:: OBJECTIVES ::
1 - According to the KoModernBERT-base-mlm model card, which model is it fine-tuned from?
2 - Repeat the KoModernBERT-base-mlm model card from "Example Use" up to and including "tokenizer = AutoTokenizer.from_pretrained(model_id)".
3 - Carry on the KoModernBERT-base-mlm model card from the point where it stops.
==== EXTRACTED TEXT ====
KoModernBERT-base-mlm

This model is a fine-tuned version of answerdotai/ModernBERT-base

  • Flash-Attention 2
  • StabelAdamW
  • Unpadding & Sequence Packing

Example Use

from transformers import AutoTokenizer, AutoModelForMaskedLM
from huggingface_hub import HfApi, login
with open('./api_key/HGF_TOKEN.txt', 'r') as hgf:
    login(token=hgf.read())
api = HfApi()

model_id = "x2bee/KoModernBERT-base-mlm-v01"
tokenizer = AutoTokenizer.from_pretrained(model_id)
model = AutoModelForMaskedLM.from_pretrained(model_id).to("cuda")

def modern_bert_convert_with_multiple_masks(text: str, top_k: int = 1, select_method:str = "Logit") -> str:
    if "[MASK]" not in text:
        raise ValueError("MLM Model should include '[MASK]' in the sentence")

    while "[MASK]" in text:
        inputs = tokenizer(text, return_tensors="pt").to("cuda")
        outputs = model(**inputs)

        input_ids = inputs["input_ids"][0].tolist()
==== EXTRACTED DATA ====
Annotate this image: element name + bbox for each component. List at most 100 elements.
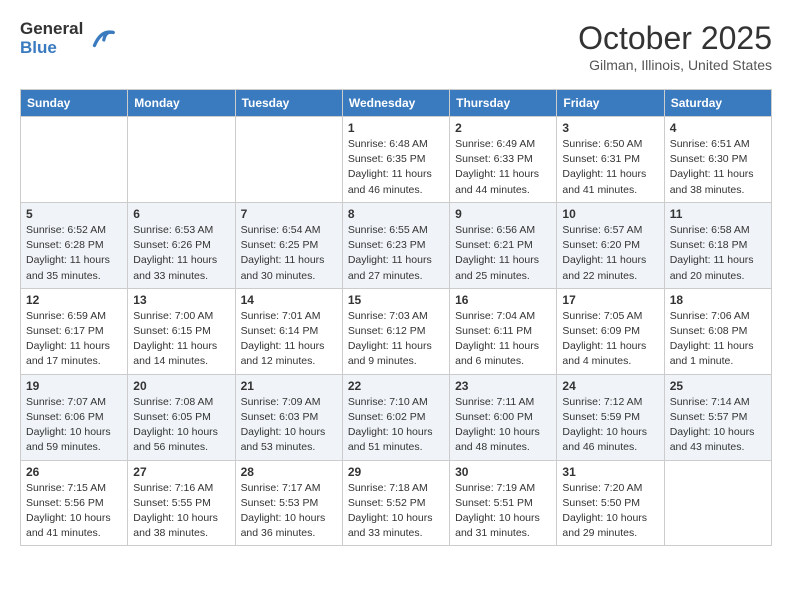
calendar-week-row: 12Sunrise: 6:59 AM Sunset: 6:17 PM Dayli… (21, 288, 772, 374)
day-info: Sunrise: 7:01 AM Sunset: 6:14 PM Dayligh… (241, 309, 337, 370)
weekday-header-cell: Sunday (21, 90, 128, 117)
calendar-cell: 9Sunrise: 6:56 AM Sunset: 6:21 PM Daylig… (450, 202, 557, 288)
day-number: 22 (348, 379, 444, 393)
calendar-cell (21, 117, 128, 203)
day-info: Sunrise: 6:58 AM Sunset: 6:18 PM Dayligh… (670, 223, 766, 284)
day-number: 28 (241, 465, 337, 479)
calendar-cell: 13Sunrise: 7:00 AM Sunset: 6:15 PM Dayli… (128, 288, 235, 374)
calendar-cell: 10 Sunrise: 6:57 AM Sunset: 6:20 PM Dayli… (557, 202, 664, 288)
day-info: Sunrise: 6:48 AM Sunset: 6:35 PM Dayligh… (348, 137, 444, 198)
calendar-cell: 22 Sunrise: 7:10 AM Sunset: 6:02 PM Dayli… (342, 374, 449, 460)
day-number: 2 (455, 121, 551, 135)
calendar-cell: 28 Sunrise: 7:17 AM Sunset: 5:53 PM Dayli… (235, 460, 342, 546)
calendar-week-row: 19 Sunrise: 7:07 AM Sunset: 6:06 PM Dayli… (21, 374, 772, 460)
calendar-cell: 29 Sunrise: 7:18 AM Sunset: 5:52 PM Dayli… (342, 460, 449, 546)
day-info: Sunrise: 7:11 AM Sunset: 6:00 PM Dayligh… (455, 395, 551, 456)
day-number: 29 (348, 465, 444, 479)
calendar-cell (664, 460, 771, 546)
calendar-cell: 11 Sunrise: 6:58 AM Sunset: 6:18 PM Dayli… (664, 202, 771, 288)
day-number: 5 (26, 207, 122, 221)
calendar-cell: 8 Sunrise: 6:55 AM Sunset: 6:23 PM Daylig… (342, 202, 449, 288)
day-number: 11 (670, 207, 766, 221)
calendar-cell: 16Sunrise: 7:04 AM Sunset: 6:11 PM Dayli… (450, 288, 557, 374)
calendar-cell: 6Sunrise: 6:53 AM Sunset: 6:26 PM Daylig… (128, 202, 235, 288)
day-info: Sunrise: 6:55 AM Sunset: 6:23 PM Dayligh… (348, 223, 444, 284)
day-number: 17 (562, 293, 658, 307)
weekday-header-cell: Thursday (450, 90, 557, 117)
day-info: Sunrise: 6:54 AM Sunset: 6:25 PM Dayligh… (241, 223, 337, 284)
calendar-cell: 12Sunrise: 6:59 AM Sunset: 6:17 PM Dayli… (21, 288, 128, 374)
calendar-week-row: 5Sunrise: 6:52 AM Sunset: 6:28 PM Daylig… (21, 202, 772, 288)
day-number: 27 (133, 465, 229, 479)
calendar-cell: 21 Sunrise: 7:09 AM Sunset: 6:03 PM Dayli… (235, 374, 342, 460)
day-number: 3 (562, 121, 658, 135)
calendar-week-row: 26 Sunrise: 7:15 AM Sunset: 5:56 PM Dayli… (21, 460, 772, 546)
weekday-header-cell: Friday (557, 90, 664, 117)
day-number: 25 (670, 379, 766, 393)
day-number: 1 (348, 121, 444, 135)
calendar-cell: 3 Sunrise: 6:50 AM Sunset: 6:31 PM Daylig… (557, 117, 664, 203)
day-info: Sunrise: 7:10 AM Sunset: 6:02 PM Dayligh… (348, 395, 444, 456)
day-number: 26 (26, 465, 122, 479)
day-info: Sunrise: 6:57 AM Sunset: 6:20 PM Dayligh… (562, 223, 658, 284)
day-number: 30 (455, 465, 551, 479)
day-info: Sunrise: 7:03 AM Sunset: 6:12 PM Dayligh… (348, 309, 444, 370)
day-info: Sunrise: 7:16 AM Sunset: 5:55 PM Dayligh… (133, 481, 229, 542)
day-info: Sunrise: 6:59 AM Sunset: 6:17 PM Dayligh… (26, 309, 122, 370)
day-number: 31 (562, 465, 658, 479)
calendar-cell (235, 117, 342, 203)
page-header: General Blue October 2025 Gilman, Illino… (20, 20, 772, 73)
logo-icon (87, 25, 115, 53)
calendar-cell: 15 Sunrise: 7:03 AM Sunset: 6:12 PM Dayli… (342, 288, 449, 374)
day-number: 21 (241, 379, 337, 393)
day-info: Sunrise: 7:09 AM Sunset: 6:03 PM Dayligh… (241, 395, 337, 456)
calendar-cell: 19 Sunrise: 7:07 AM Sunset: 6:06 PM Dayli… (21, 374, 128, 460)
day-number: 18 (670, 293, 766, 307)
day-number: 23 (455, 379, 551, 393)
weekday-header-cell: Wednesday (342, 90, 449, 117)
day-number: 8 (348, 207, 444, 221)
logo-general: General (20, 20, 83, 39)
logo-blue: Blue (20, 39, 57, 58)
day-number: 9 (455, 207, 551, 221)
day-info: Sunrise: 7:18 AM Sunset: 5:52 PM Dayligh… (348, 481, 444, 542)
day-number: 15 (348, 293, 444, 307)
title-block: October 2025 Gilman, Illinois, United St… (578, 20, 772, 73)
day-info: Sunrise: 7:19 AM Sunset: 5:51 PM Dayligh… (455, 481, 551, 542)
calendar-cell: 20 Sunrise: 7:08 AM Sunset: 6:05 PM Dayli… (128, 374, 235, 460)
weekday-header-row: SundayMondayTuesdayWednesdayThursdayFrid… (21, 90, 772, 117)
day-info: Sunrise: 7:07 AM Sunset: 6:06 PM Dayligh… (26, 395, 122, 456)
calendar-table: SundayMondayTuesdayWednesdayThursdayFrid… (20, 89, 772, 546)
day-info: Sunrise: 7:15 AM Sunset: 5:56 PM Dayligh… (26, 481, 122, 542)
day-number: 19 (26, 379, 122, 393)
location-title: Gilman, Illinois, United States (578, 57, 772, 73)
calendar-cell: 26 Sunrise: 7:15 AM Sunset: 5:56 PM Dayli… (21, 460, 128, 546)
weekday-header-cell: Saturday (664, 90, 771, 117)
calendar-week-row: 1 Sunrise: 6:48 AM Sunset: 6:35 PM Daylig… (21, 117, 772, 203)
calendar-cell: 27 Sunrise: 7:16 AM Sunset: 5:55 PM Dayli… (128, 460, 235, 546)
day-number: 24 (562, 379, 658, 393)
day-info: Sunrise: 6:49 AM Sunset: 6:33 PM Dayligh… (455, 137, 551, 198)
day-number: 10 (562, 207, 658, 221)
day-info: Sunrise: 7:12 AM Sunset: 5:59 PM Dayligh… (562, 395, 658, 456)
day-info: Sunrise: 7:04 AM Sunset: 6:11 PM Dayligh… (455, 309, 551, 370)
day-info: Sunrise: 7:05 AM Sunset: 6:09 PM Dayligh… (562, 309, 658, 370)
day-number: 14 (241, 293, 337, 307)
calendar-cell: 23 Sunrise: 7:11 AM Sunset: 6:00 PM Dayli… (450, 374, 557, 460)
day-info: Sunrise: 6:51 AM Sunset: 6:30 PM Dayligh… (670, 137, 766, 198)
day-info: Sunrise: 7:20 AM Sunset: 5:50 PM Dayligh… (562, 481, 658, 542)
month-title: October 2025 (578, 20, 772, 57)
calendar-cell: 30 Sunrise: 7:19 AM Sunset: 5:51 PM Dayli… (450, 460, 557, 546)
weekday-header-cell: Monday (128, 90, 235, 117)
calendar-cell: 31 Sunrise: 7:20 AM Sunset: 5:50 PM Dayli… (557, 460, 664, 546)
calendar-cell: 17 Sunrise: 7:05 AM Sunset: 6:09 PM Dayli… (557, 288, 664, 374)
day-info: Sunrise: 7:08 AM Sunset: 6:05 PM Dayligh… (133, 395, 229, 456)
day-info: Sunrise: 6:50 AM Sunset: 6:31 PM Dayligh… (562, 137, 658, 198)
day-number: 6 (133, 207, 229, 221)
logo: General Blue (20, 20, 115, 57)
calendar-cell: 7Sunrise: 6:54 AM Sunset: 6:25 PM Daylig… (235, 202, 342, 288)
day-number: 4 (670, 121, 766, 135)
day-number: 20 (133, 379, 229, 393)
calendar-cell: 24 Sunrise: 7:12 AM Sunset: 5:59 PM Dayli… (557, 374, 664, 460)
day-info: Sunrise: 7:17 AM Sunset: 5:53 PM Dayligh… (241, 481, 337, 542)
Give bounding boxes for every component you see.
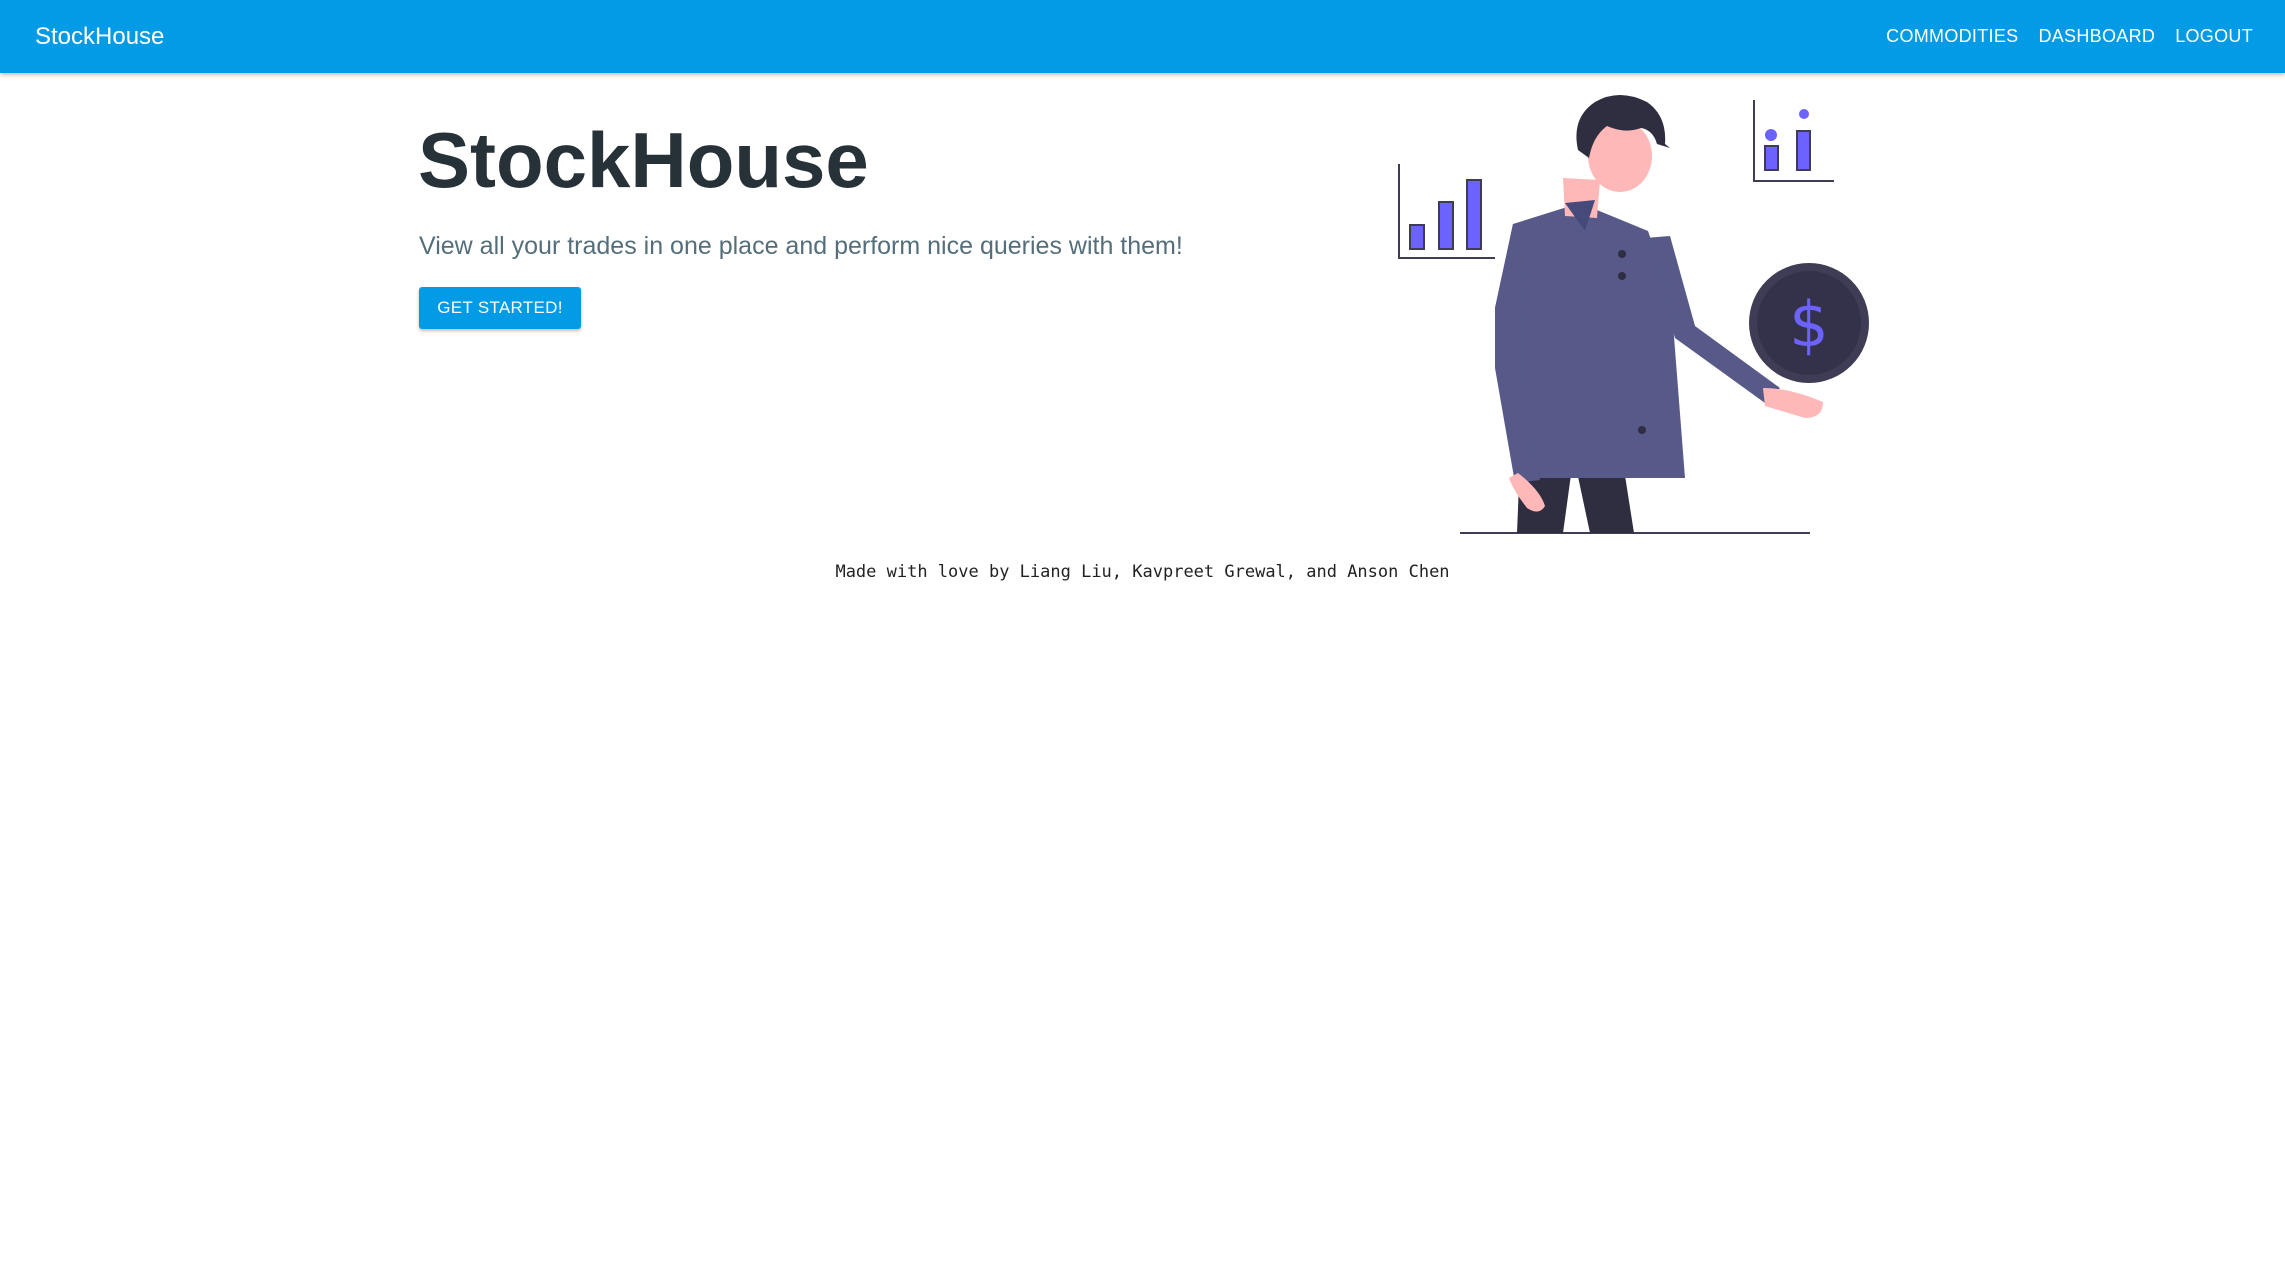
hero-title: StockHouse — [418, 116, 869, 204]
nav-logout-link[interactable]: LOGOUT — [2175, 26, 2253, 47]
footer-credits: Made with love by Liang Liu, Kavpreet Gr… — [835, 562, 1450, 582]
nav-menu: COMMODITIES DASHBOARD LOGOUT — [1886, 26, 2253, 47]
nav-commodities-link[interactable]: COMMODITIES — [1886, 26, 2018, 47]
brand-logo-link[interactable]: StockHouse — [35, 23, 164, 51]
investor-illustration: $ — [1398, 95, 1869, 534]
app-bar: StockHouse COMMODITIES DASHBOARD LOGOUT — [0, 0, 2285, 73]
bar-chart-icon-right — [1753, 100, 1834, 182]
bar-chart-icon-left — [1398, 164, 1495, 259]
nav-dashboard-link[interactable]: DASHBOARD — [2038, 26, 2155, 47]
dollar-coin-icon: $ — [1749, 263, 1869, 383]
hero-subtitle: View all your trades in one place and pe… — [419, 232, 1183, 260]
get-started-button[interactable]: GET STARTED! — [419, 287, 581, 329]
coin-dollar-symbol: $ — [1789, 288, 1828, 361]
====
:: EXERCISE RESULTS ::
1 - answerdotai/ModernBERT-base

2 -
Example Use

from transformers import AutoTokenizer, AutoModelForMaskedLM
from huggingface_hub import HfApi, login
with open('./api_key/HGF_TOKEN.txt', 'r') as hgf:
    login(token=hgf.read())
api = HfApi()

model_id = "x2bee/KoModernBERT-base-mlm-v01"
tokenizer = AutoTokenizer.from_pretrained(model_id)

3 -
        mask_indices = [i for i, token_id in enumerate(input_ids) if token_id == tokenizer.mask_token_id]

        current_mask_index = mask_indices[0]

        logits = outputs.logits[0, current_mask_index]

        top_k_tokens = logits.topk(top_k).indices.tolist()
        top_k_logits, top_k_indices = logits.topk(top_k)
        
        if select_method == "Logit":
            probabilities = torch.softmax(top_k_logits, dim=0).tolist()
            predicted_token_id = random.choices(top_k_indices.tolist(), weights=probabilities, k=1)[0]
            predicted_token = tokenizer.decode([predicted_token_id]).strip()
            
        elif select_method == "Random":
            predicted_token_id = random.choice(top_k_tokens)
            predicted_token = tokenizer.decode([predicted_token_id]).strip()
            
        elif select_method == "Best":
            predicted_token_id = top_k_tokens[0]
            predicted_token = tokenizer.decode([predicted_token_id]).strip()
            
        else:
            raise ValueError("select_method should be one of ['Logit', 'Random', 'Best']")

        text = text.replace("[MASK]", predicted_token, 1)

        print(f"Predicted: {predicted_token} | Current text: {text}")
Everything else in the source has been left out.